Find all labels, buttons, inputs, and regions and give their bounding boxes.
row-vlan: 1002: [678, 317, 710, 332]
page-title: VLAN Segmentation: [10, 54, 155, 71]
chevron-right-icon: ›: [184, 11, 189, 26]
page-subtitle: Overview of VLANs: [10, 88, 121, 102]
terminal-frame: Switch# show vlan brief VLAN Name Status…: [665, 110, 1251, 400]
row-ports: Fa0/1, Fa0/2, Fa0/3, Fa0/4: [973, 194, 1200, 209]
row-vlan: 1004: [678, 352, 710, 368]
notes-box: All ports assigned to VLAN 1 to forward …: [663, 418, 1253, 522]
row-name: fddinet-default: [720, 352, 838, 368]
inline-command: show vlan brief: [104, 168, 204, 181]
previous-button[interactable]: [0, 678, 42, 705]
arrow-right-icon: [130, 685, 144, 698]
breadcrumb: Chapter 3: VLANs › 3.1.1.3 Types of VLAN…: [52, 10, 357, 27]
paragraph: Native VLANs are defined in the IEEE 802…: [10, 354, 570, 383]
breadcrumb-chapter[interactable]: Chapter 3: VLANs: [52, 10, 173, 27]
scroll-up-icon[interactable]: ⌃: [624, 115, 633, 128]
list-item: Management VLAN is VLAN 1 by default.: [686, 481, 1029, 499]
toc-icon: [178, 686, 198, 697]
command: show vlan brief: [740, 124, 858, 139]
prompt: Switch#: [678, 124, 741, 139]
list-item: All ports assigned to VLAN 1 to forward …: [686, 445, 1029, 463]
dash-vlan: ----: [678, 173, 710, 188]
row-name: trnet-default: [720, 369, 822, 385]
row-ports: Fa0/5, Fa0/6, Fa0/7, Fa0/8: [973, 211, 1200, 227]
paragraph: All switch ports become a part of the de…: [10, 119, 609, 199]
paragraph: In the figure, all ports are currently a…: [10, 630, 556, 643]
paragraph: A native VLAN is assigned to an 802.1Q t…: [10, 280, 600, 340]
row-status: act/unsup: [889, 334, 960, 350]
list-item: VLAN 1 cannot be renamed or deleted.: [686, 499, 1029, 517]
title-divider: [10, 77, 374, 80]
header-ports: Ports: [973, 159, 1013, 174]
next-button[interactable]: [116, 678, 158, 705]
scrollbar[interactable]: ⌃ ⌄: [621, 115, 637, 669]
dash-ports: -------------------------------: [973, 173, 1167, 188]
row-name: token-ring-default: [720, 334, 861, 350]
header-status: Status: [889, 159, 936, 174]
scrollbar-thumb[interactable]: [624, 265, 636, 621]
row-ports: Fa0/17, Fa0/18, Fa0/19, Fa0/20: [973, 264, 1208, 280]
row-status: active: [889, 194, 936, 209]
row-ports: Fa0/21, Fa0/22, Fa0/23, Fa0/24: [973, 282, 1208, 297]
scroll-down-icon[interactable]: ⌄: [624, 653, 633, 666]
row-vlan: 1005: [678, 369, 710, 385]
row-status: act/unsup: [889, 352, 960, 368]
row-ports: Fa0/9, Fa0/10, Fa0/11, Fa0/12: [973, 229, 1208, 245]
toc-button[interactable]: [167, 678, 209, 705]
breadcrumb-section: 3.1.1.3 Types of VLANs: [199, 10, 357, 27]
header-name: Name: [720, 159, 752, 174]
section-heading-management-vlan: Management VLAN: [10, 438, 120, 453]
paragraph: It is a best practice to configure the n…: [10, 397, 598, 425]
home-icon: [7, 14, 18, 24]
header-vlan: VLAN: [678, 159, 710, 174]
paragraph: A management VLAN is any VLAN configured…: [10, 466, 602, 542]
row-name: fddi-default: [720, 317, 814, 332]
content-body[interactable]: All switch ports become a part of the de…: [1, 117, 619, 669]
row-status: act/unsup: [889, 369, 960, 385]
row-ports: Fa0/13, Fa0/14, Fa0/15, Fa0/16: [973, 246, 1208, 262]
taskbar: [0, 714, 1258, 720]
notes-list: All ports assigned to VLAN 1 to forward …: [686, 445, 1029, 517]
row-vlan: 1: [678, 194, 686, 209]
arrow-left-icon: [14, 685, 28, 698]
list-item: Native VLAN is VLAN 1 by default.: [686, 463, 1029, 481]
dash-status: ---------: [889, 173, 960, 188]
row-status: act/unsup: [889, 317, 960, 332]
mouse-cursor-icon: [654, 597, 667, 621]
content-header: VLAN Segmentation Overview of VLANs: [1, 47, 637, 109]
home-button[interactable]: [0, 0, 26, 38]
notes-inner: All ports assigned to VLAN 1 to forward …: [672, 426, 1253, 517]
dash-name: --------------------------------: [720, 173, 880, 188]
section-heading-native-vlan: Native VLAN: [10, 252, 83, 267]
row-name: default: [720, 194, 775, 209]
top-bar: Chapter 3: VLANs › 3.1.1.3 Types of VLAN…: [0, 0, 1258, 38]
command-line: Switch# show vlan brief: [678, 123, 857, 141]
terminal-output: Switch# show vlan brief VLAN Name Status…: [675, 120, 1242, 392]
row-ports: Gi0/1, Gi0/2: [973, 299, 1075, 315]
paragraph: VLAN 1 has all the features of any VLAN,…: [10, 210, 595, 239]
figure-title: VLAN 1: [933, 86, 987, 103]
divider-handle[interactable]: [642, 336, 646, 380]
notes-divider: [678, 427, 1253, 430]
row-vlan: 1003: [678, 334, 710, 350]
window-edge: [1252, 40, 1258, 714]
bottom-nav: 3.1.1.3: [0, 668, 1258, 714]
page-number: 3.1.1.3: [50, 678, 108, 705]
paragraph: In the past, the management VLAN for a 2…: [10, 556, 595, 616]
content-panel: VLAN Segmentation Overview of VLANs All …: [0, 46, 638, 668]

#####

• [What is required] Write out all the records again, renaming "row-ports" to "port-list" everywhere it appears and changing nothing else.

• [Correct output]
Find all labels, buttons, inputs, and regions and give their bounding boxes.
row-vlan: 1002: [678, 317, 710, 332]
page-title: VLAN Segmentation: [10, 54, 155, 71]
chevron-right-icon: ›: [184, 11, 189, 26]
page-subtitle: Overview of VLANs: [10, 88, 121, 102]
terminal-frame: Switch# show vlan brief VLAN Name Status…: [665, 110, 1251, 400]
port-list: Fa0/1, Fa0/2, Fa0/3, Fa0/4: [973, 194, 1200, 209]
row-vlan: 1004: [678, 352, 710, 368]
notes-box: All ports assigned to VLAN 1 to forward …: [663, 418, 1253, 522]
row-name: fddinet-default: [720, 352, 838, 368]
inline-command: show vlan brief: [104, 168, 204, 181]
previous-button[interactable]: [0, 678, 42, 705]
arrow-right-icon: [130, 685, 144, 698]
breadcrumb: Chapter 3: VLANs › 3.1.1.3 Types of VLAN…: [52, 10, 357, 27]
paragraph: Native VLANs are defined in the IEEE 802…: [10, 354, 570, 383]
breadcrumb-chapter[interactable]: Chapter 3: VLANs: [52, 10, 173, 27]
scroll-up-icon[interactable]: ⌃: [624, 115, 633, 128]
list-item: Management VLAN is VLAN 1 by default.: [686, 481, 1029, 499]
toc-icon: [178, 686, 198, 697]
command: show vlan brief: [740, 124, 858, 139]
prompt: Switch#: [678, 124, 741, 139]
list-item: All ports assigned to VLAN 1 to forward …: [686, 445, 1029, 463]
dash-vlan: ----: [678, 173, 710, 188]
row-name: trnet-default: [720, 369, 822, 385]
port-list: Fa0/5, Fa0/6, Fa0/7, Fa0/8: [973, 211, 1200, 227]
paragraph: All switch ports become a part of the de…: [10, 119, 609, 199]
paragraph: In the figure, all ports are currently a…: [10, 630, 556, 643]
paragraph: A native VLAN is assigned to an 802.1Q t…: [10, 280, 600, 340]
row-status: act/unsup: [889, 334, 960, 350]
list-item: VLAN 1 cannot be renamed or deleted.: [686, 499, 1029, 517]
title-divider: [10, 77, 374, 80]
header-ports: Ports: [973, 159, 1013, 174]
next-button[interactable]: [116, 678, 158, 705]
scrollbar[interactable]: ⌃ ⌄: [621, 115, 637, 669]
dash-ports: -------------------------------: [973, 173, 1167, 188]
row-name: token-ring-default: [720, 334, 861, 350]
header-status: Status: [889, 159, 936, 174]
scrollbar-thumb[interactable]: [624, 265, 636, 621]
port-list: Fa0/17, Fa0/18, Fa0/19, Fa0/20: [973, 264, 1208, 280]
row-status: active: [889, 194, 936, 209]
port-list: Fa0/21, Fa0/22, Fa0/23, Fa0/24: [973, 282, 1208, 297]
scroll-down-icon[interactable]: ⌄: [624, 653, 633, 666]
row-vlan: 1005: [678, 369, 710, 385]
row-status: act/unsup: [889, 352, 960, 368]
port-list: Fa0/9, Fa0/10, Fa0/11, Fa0/12: [973, 229, 1208, 245]
toc-button[interactable]: [167, 678, 209, 705]
breadcrumb-section: 3.1.1.3 Types of VLANs: [199, 10, 357, 27]
header-name: Name: [720, 159, 752, 174]
section-heading-management-vlan: Management VLAN: [10, 438, 120, 453]
paragraph: It is a best practice to configure the n…: [10, 397, 598, 425]
home-icon: [7, 14, 18, 24]
header-vlan: VLAN: [678, 159, 710, 174]
paragraph: A management VLAN is any VLAN configured…: [10, 466, 602, 542]
row-name: fddi-default: [720, 317, 814, 332]
content-body[interactable]: All switch ports become a part of the de…: [1, 117, 619, 669]
row-status: act/unsup: [889, 369, 960, 385]
port-list: Fa0/13, Fa0/14, Fa0/15, Fa0/16: [973, 246, 1208, 262]
taskbar: [0, 714, 1258, 720]
notes-list: All ports assigned to VLAN 1 to forward …: [686, 445, 1029, 517]
row-vlan: 1: [678, 194, 686, 209]
arrow-left-icon: [14, 685, 28, 698]
list-item: Native VLAN is VLAN 1 by default.: [686, 463, 1029, 481]
dash-status: ---------: [889, 173, 960, 188]
row-status: act/unsup: [889, 317, 960, 332]
mouse-cursor-icon: [654, 597, 667, 621]
content-header: VLAN Segmentation Overview of VLANs: [1, 47, 637, 109]
home-button[interactable]: [0, 0, 26, 38]
notes-inner: All ports assigned to VLAN 1 to forward …: [672, 426, 1253, 517]
dash-name: --------------------------------: [720, 173, 880, 188]
section-heading-native-vlan: Native VLAN: [10, 252, 83, 267]
row-name: default: [720, 194, 775, 209]
top-bar: Chapter 3: VLANs › 3.1.1.3 Types of VLAN…: [0, 0, 1258, 38]
command-line: Switch# show vlan brief: [678, 123, 857, 141]
terminal-output: Switch# show vlan brief VLAN Name Status…: [675, 120, 1242, 392]
port-list: Gi0/1, Gi0/2: [973, 299, 1075, 315]
paragraph: VLAN 1 has all the features of any VLAN,…: [10, 210, 595, 239]
figure-title: VLAN 1: [933, 86, 987, 103]
divider-handle[interactable]: [642, 336, 646, 380]
notes-divider: [678, 427, 1253, 430]
row-vlan: 1003: [678, 334, 710, 350]
window-edge: [1252, 40, 1258, 714]
bottom-nav: 3.1.1.3: [0, 668, 1258, 714]
page-number: 3.1.1.3: [50, 678, 108, 705]
paragraph: In the past, the management VLAN for a 2…: [10, 556, 595, 616]
content-panel: VLAN Segmentation Overview of VLANs All …: [0, 46, 638, 668]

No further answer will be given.